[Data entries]

○ ○ ○ ○ ○ ○ ○

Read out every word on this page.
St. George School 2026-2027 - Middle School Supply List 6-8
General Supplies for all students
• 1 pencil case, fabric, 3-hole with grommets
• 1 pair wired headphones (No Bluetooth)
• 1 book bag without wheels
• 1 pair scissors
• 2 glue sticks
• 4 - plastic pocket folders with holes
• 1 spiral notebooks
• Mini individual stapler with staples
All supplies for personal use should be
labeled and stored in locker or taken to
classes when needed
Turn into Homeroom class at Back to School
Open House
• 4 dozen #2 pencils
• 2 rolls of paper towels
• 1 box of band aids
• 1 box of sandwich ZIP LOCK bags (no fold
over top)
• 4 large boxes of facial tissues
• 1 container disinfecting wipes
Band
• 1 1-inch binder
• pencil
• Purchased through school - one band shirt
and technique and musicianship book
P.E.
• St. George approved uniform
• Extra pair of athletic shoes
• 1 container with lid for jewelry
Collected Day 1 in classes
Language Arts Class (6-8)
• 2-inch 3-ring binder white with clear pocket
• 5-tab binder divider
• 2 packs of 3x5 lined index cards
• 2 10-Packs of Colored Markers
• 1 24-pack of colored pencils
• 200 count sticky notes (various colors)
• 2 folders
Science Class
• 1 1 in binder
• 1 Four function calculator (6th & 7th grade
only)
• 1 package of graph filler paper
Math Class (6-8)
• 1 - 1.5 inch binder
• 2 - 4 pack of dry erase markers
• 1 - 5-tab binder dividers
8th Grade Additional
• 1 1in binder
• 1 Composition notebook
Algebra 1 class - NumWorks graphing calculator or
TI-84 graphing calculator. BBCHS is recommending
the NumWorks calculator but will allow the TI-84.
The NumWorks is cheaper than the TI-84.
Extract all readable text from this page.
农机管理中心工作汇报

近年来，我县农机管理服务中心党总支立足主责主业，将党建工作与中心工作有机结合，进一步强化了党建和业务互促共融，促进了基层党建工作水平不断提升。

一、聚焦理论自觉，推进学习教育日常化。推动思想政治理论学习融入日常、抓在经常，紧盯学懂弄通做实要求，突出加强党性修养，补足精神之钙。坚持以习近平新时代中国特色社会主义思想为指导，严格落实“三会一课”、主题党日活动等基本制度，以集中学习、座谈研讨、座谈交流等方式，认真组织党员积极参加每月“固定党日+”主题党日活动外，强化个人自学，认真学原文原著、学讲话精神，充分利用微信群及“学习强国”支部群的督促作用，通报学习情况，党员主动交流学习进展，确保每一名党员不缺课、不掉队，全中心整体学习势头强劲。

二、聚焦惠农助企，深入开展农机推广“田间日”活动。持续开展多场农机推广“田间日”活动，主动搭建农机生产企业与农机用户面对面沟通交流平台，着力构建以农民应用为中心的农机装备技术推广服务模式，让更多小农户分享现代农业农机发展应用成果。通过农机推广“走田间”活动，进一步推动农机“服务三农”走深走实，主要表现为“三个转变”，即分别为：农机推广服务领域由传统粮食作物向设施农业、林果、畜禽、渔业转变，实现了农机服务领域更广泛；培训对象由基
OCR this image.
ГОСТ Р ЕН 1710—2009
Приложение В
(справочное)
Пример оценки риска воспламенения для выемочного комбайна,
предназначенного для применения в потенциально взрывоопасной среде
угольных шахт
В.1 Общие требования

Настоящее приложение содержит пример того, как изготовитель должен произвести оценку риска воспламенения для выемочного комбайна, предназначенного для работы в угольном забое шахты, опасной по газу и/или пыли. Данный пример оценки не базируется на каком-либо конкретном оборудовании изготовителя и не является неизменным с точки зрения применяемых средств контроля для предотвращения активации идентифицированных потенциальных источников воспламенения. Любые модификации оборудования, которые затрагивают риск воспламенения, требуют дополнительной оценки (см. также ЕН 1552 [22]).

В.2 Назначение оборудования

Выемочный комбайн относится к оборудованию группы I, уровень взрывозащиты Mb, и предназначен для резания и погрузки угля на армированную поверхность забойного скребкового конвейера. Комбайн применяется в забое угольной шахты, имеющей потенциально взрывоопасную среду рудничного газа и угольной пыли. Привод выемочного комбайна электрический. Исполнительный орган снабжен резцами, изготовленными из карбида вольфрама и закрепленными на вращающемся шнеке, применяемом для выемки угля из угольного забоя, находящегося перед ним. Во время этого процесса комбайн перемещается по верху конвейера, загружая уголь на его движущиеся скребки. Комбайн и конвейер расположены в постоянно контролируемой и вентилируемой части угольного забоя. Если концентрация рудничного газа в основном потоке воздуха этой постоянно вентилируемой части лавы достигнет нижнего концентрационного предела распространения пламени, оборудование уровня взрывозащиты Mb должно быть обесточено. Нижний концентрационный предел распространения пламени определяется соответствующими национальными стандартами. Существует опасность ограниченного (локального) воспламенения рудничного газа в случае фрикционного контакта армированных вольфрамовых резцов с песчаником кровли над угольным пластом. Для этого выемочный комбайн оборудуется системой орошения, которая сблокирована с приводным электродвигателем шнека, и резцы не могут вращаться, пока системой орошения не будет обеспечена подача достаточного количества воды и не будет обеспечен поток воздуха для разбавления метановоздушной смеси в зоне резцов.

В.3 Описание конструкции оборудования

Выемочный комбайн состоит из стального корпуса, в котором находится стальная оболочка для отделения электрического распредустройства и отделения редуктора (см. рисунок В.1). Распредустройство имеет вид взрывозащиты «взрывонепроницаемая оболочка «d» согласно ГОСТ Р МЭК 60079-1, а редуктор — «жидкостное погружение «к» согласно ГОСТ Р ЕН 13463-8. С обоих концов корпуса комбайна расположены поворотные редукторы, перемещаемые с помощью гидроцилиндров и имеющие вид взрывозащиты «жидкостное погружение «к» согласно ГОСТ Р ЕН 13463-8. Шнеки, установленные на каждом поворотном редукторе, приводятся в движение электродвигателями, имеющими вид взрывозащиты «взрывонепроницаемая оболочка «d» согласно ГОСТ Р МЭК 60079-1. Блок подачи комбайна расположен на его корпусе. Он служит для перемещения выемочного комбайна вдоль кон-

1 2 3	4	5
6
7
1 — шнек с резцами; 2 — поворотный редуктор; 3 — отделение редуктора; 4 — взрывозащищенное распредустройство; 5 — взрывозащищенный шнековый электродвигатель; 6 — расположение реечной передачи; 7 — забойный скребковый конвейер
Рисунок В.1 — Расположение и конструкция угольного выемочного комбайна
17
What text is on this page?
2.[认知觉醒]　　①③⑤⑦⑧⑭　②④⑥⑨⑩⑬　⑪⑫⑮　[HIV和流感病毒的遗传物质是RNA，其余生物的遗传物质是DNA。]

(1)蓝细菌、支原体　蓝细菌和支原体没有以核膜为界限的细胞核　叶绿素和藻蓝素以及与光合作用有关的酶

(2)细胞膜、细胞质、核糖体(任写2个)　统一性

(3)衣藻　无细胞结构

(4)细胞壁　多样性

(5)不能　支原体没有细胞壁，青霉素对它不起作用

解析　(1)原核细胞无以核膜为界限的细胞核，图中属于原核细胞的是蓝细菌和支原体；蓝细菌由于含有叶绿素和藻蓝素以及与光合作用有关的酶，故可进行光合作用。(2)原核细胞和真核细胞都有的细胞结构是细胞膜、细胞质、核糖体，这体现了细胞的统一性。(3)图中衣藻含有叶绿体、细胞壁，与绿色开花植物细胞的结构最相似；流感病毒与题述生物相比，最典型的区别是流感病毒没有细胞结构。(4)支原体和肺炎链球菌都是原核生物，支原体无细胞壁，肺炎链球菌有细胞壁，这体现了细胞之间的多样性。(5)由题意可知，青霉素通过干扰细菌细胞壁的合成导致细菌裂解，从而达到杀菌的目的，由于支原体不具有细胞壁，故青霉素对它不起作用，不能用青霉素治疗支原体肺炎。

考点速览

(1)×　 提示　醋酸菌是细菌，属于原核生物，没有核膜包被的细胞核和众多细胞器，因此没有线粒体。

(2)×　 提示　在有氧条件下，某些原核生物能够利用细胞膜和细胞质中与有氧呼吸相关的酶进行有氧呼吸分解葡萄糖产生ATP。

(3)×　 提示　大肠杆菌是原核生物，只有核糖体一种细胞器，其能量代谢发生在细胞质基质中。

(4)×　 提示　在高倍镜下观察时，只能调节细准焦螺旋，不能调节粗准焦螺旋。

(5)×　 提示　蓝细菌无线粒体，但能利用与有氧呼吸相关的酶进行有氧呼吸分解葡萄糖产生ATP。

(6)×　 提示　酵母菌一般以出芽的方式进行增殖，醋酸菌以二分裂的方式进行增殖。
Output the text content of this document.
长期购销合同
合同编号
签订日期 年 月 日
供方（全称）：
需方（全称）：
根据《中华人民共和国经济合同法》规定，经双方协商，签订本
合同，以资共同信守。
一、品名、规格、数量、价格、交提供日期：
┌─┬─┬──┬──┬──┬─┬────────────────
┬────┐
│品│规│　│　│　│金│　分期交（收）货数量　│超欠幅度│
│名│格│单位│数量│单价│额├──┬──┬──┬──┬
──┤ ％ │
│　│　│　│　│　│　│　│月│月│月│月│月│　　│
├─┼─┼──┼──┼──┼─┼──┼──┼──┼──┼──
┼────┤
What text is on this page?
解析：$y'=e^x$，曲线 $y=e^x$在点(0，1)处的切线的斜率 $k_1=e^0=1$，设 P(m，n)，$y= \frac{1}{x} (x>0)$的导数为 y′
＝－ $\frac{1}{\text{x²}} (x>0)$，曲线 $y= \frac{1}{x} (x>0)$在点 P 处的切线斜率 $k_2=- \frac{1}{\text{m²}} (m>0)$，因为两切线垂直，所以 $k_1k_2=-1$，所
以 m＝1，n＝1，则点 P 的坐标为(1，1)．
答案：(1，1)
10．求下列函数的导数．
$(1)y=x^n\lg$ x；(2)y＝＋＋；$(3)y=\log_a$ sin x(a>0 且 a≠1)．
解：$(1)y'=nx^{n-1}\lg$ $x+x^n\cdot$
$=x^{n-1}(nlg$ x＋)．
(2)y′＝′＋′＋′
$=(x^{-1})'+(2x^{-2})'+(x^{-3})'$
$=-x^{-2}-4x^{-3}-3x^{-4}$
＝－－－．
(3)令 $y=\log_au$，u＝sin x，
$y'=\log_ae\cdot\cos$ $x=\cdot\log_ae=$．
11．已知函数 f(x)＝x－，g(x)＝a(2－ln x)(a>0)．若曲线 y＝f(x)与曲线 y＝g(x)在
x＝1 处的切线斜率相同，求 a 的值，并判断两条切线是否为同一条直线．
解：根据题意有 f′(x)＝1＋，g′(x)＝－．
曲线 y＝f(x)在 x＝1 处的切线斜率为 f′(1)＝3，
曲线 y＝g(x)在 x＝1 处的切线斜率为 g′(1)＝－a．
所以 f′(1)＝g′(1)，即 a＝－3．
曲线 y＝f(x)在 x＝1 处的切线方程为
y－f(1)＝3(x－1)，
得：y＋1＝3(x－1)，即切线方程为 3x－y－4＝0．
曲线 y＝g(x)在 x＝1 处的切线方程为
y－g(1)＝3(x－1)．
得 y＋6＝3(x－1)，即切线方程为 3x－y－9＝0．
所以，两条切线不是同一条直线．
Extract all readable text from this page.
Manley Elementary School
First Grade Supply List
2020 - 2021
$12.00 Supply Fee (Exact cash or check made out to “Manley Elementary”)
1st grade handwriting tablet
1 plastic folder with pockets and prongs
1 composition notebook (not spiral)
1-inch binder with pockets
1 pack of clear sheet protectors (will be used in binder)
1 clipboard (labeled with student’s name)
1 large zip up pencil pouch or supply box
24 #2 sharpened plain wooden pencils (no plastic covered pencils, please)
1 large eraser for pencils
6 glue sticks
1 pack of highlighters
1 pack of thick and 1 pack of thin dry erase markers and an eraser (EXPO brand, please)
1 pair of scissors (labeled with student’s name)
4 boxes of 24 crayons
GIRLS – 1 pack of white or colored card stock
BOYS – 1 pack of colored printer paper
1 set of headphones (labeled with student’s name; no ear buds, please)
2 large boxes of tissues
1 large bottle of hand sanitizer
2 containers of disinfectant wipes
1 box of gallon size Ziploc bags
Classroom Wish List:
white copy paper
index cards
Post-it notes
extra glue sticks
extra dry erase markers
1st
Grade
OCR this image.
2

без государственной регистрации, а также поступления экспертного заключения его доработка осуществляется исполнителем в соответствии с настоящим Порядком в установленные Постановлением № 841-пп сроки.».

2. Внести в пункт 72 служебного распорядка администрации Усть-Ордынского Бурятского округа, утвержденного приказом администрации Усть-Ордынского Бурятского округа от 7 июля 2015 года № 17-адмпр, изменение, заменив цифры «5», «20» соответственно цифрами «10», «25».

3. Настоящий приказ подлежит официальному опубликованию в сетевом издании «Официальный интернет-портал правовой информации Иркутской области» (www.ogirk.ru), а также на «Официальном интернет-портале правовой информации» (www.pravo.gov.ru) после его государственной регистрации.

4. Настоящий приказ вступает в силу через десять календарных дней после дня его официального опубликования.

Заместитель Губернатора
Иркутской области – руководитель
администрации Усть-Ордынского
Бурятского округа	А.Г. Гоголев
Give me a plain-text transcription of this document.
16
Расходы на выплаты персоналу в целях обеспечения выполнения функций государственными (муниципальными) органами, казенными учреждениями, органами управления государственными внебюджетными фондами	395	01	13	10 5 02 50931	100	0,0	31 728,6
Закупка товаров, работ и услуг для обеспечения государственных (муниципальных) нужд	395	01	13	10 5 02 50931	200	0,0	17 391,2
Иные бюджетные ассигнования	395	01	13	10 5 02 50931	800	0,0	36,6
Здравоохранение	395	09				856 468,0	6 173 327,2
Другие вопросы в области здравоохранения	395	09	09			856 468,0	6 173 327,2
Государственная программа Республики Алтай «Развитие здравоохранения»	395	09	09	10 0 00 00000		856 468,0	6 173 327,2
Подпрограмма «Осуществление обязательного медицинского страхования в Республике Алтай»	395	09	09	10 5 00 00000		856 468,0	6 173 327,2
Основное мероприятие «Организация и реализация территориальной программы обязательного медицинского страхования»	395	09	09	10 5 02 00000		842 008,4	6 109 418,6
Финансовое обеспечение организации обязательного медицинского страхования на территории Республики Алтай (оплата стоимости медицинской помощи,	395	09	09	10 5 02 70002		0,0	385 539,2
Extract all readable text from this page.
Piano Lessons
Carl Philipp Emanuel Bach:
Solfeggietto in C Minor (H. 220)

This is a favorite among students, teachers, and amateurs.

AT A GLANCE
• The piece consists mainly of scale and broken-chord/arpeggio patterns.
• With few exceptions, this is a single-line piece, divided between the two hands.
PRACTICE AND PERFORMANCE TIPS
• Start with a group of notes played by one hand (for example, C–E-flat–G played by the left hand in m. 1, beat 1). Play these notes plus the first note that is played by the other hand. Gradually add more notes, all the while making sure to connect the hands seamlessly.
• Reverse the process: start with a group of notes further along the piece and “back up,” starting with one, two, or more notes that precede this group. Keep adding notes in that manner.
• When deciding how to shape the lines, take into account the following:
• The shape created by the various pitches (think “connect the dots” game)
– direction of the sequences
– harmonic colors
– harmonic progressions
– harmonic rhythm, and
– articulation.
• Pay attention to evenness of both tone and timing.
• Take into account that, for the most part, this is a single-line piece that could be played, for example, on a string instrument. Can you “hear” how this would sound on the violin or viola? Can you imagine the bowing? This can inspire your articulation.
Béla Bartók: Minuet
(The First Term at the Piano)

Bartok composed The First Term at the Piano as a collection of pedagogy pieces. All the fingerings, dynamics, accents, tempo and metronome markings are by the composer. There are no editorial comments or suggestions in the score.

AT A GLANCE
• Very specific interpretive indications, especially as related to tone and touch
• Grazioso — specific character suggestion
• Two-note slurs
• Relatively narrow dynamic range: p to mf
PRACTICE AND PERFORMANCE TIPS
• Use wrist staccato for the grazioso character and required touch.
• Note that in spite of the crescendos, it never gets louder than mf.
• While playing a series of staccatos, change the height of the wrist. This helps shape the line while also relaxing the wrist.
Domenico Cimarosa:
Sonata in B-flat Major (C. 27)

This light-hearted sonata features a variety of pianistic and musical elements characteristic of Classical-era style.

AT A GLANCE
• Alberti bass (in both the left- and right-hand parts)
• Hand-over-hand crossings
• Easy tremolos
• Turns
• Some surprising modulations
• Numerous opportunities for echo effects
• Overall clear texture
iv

○ ○ ○ ○ ○ ○ ○

- Direction -
Scan the lines for the string "обязательного". Copy out each line that matches.

- Answer to this exercise -
Подпрограмма «Осуществление обязательного медицинского страхования в Республике Алтай»	395	09	09	10 5 00 00000		856 468,0	6 173 327,2
Основное мероприятие «Организация и реализация территориальной программы обязательного медицинского страхования»	395	09	09	10 5 02 00000		842 008,4	6 109 418,6
Финансовое обеспечение организации обязательного медицинского страхования на территории Республики Алтай (оплата стоимости медицинской помощи,	395	09	09	10 5 02 70002		0,0	385 539,2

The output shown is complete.